(Figure record extracts)
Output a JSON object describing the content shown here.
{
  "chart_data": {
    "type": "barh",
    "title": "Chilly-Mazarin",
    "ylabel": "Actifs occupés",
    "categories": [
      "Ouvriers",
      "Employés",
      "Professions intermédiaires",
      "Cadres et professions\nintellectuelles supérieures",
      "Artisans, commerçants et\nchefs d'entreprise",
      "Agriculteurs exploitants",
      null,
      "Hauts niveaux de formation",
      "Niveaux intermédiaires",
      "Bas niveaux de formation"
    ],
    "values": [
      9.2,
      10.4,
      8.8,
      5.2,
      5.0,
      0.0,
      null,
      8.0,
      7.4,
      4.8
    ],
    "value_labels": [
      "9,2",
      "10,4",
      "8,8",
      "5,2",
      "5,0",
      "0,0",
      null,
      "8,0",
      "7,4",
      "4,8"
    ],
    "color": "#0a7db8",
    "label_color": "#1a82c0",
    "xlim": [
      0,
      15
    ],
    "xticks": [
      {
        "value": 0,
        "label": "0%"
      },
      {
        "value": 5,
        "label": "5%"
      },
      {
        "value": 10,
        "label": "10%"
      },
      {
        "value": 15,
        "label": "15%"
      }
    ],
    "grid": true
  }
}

## Exercise description:
Find every line in the records that contains the word "intermédiaires"; copy those lines.

## Exercise output:
      "Professions intermédiaires",
      "Niveaux intermédiaires",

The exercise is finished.